Amargi: Ich wünsche mir, dass man sich in den kommenden 10 Jahren in meinem Land dem Frieden noch etwas nähert und sich von Gewalt entfernt, dass die Frauenmorde, Hassmorde abnehmen, dass die Frauen und LGBTT ihre Rechte erlangen. Ich wünsche mir eine Gesellschaft, in der ich nicht mehr daran erinnert werde, dass ich Frau-Lesbe-Trans-Kurd_in-behindert etc. bin.
La Barbe: Dass die Bezeichnung 'Feministin' wieder Anlass für Stolz wird, dass es wieder hip wird, Haare an den Beinen zu haben, 'frustrierte Lesbe' zu sein und BHs zu verbrennen, und dass der ganz normale Sexismus zurückgeht, um Platz zu machen für die Lesben, die Schwulen und all die BTI1. Dass Frauen selbstsicher werden und ihre eigenen Ziele verfolgen, dass die Gesellschaft sie respektiert und ihnen Raum lässt. Dass die Männer ihre Privilegien in Frage stellen und dass die Geschlechtsattribute ihren Heiligenstatus verlieren. Dass überall Bewegungen entstehen, die gegen die rechtlichen und faktischen Ungleichheiten protestieren sowie gegen die Geschlechterkategorien, die diese fortbestehen lassen. Dass sich die Zusammensetzung der Institutionen, der sozialen und beruflichen Strukturen massiv verändert und damit für Frauen, für Trans-Menschen, für Persons of Color und für alle, die nicht in die Norm passen, neue Möglichkeiten entstehen, neue Weisen des Seins und des Miteinander-Umgehens.

Aufgaben -
1. Übersetze aus dem Text über feministische Zukunftswünsche den folgenden Satz ins Englische: „Ich wünsche mir eine Gesellschaft, in der ich nicht mehr daran erinnert werde, dass ich Frau-Lesbe-Trans-Kurd_in-behindert etc. bin.“
2. Führe den Text über feministische Zukunftswünsche im Anschluss an seinen letzten Satz weiter.

Datenauszug -
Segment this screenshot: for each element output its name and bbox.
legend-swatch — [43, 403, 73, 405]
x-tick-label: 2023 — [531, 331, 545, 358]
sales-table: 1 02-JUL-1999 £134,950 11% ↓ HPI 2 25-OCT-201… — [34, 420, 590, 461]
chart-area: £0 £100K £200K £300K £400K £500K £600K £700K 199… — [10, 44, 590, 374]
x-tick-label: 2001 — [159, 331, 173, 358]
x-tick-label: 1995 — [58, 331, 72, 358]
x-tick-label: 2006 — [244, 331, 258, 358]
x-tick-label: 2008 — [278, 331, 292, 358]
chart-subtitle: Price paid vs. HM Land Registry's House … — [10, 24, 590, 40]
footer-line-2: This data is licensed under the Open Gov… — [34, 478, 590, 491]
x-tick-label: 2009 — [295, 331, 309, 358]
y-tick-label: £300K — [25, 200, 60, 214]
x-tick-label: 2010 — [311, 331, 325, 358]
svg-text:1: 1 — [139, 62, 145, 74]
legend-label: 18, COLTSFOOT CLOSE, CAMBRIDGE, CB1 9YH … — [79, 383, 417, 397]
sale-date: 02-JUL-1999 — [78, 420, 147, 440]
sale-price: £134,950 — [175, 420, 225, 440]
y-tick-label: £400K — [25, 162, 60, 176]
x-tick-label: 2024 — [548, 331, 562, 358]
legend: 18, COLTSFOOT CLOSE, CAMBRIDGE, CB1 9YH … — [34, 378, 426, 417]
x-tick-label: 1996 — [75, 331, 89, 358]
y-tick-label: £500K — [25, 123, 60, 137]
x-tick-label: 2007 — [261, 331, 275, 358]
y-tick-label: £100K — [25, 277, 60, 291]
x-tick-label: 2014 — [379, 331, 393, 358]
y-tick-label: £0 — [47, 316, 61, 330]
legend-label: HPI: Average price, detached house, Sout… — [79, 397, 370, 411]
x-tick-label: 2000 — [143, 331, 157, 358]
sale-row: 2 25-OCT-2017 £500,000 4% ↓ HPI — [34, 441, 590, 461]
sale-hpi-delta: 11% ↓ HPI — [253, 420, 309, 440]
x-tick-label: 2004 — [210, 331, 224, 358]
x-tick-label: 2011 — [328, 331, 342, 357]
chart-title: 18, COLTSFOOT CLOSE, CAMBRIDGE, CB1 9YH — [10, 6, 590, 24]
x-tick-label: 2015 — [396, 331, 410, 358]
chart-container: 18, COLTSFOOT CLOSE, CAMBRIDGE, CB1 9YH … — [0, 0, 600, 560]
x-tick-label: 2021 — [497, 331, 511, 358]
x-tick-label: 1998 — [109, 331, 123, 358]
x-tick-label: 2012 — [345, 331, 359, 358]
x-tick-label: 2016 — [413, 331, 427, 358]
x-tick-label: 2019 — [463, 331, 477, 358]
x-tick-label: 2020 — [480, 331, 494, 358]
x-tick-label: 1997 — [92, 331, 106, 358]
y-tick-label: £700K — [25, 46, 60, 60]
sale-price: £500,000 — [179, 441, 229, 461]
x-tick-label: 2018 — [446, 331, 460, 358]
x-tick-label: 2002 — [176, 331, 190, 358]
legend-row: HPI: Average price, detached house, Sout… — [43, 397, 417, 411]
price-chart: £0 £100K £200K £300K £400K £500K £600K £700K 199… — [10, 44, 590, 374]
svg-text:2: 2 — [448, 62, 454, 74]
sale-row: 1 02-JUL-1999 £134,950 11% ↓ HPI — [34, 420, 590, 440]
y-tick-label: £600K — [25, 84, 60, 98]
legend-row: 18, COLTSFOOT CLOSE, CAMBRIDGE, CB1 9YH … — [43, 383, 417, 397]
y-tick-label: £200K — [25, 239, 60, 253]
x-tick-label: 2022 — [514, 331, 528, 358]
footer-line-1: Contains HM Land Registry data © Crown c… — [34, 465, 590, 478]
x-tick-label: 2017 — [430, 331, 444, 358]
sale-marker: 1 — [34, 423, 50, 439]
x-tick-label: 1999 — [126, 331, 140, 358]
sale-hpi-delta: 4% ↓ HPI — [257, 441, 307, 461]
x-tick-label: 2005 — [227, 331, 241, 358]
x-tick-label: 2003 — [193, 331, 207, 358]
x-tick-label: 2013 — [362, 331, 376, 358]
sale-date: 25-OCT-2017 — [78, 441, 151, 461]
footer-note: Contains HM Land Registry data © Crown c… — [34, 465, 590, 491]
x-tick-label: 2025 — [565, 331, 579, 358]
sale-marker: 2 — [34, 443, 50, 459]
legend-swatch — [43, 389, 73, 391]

Lösungen -
1. I wish for a society in which I am no longer reminded that I am woman-lesbian-trans-Kurdish-disabled, etc.

2.
Lambda Istanbul: Ich denke, wir werden nicht in der Lage sein, Homophobie innerhalb der nächsten zehn oder fünfzehn Jahren zu stoppen. Aber es ist sehr wichtig, sich zusammen zu schließen und sich gegenseitig zu unterstützen.
f.a.q.: Make love - make riots!
QueerBeograd: Das ist eine schwierige Frage. Communities und Netzwerke aufzubauen dauert lange. Gendernormen und -hierarchien zu verschieben – die heterosexuelle Matrix zu verändern – dauert noch länger.
Doch der Diskurs in der serbischen Gesellschaft über queere Menschen und ihre Rechte hat sich deutlich gewandelt, seit wir die Gruppe vor fünf Jahren gegründet haben. Dies zeigt, wie wirkungsvoll Graswurzelarbeit sein kann. Es ist vielversprechend und macht Mut, dass Gruppen oder communities sehr machtvoll sein können, wenn sie ihre radikale Politik und direkten Aktionen (in aller Vielfalt) weiterverfolgen.
Wenn in zehn Jahren queere Kinder auf dem Balkan ohne Angst ihr Coming-out haben können, ohne von der Mehrheit der Bevölkerung als krank angesehen zu werden, dann ist es das wert, dafür zu kämpfen und darauf zu hoffen.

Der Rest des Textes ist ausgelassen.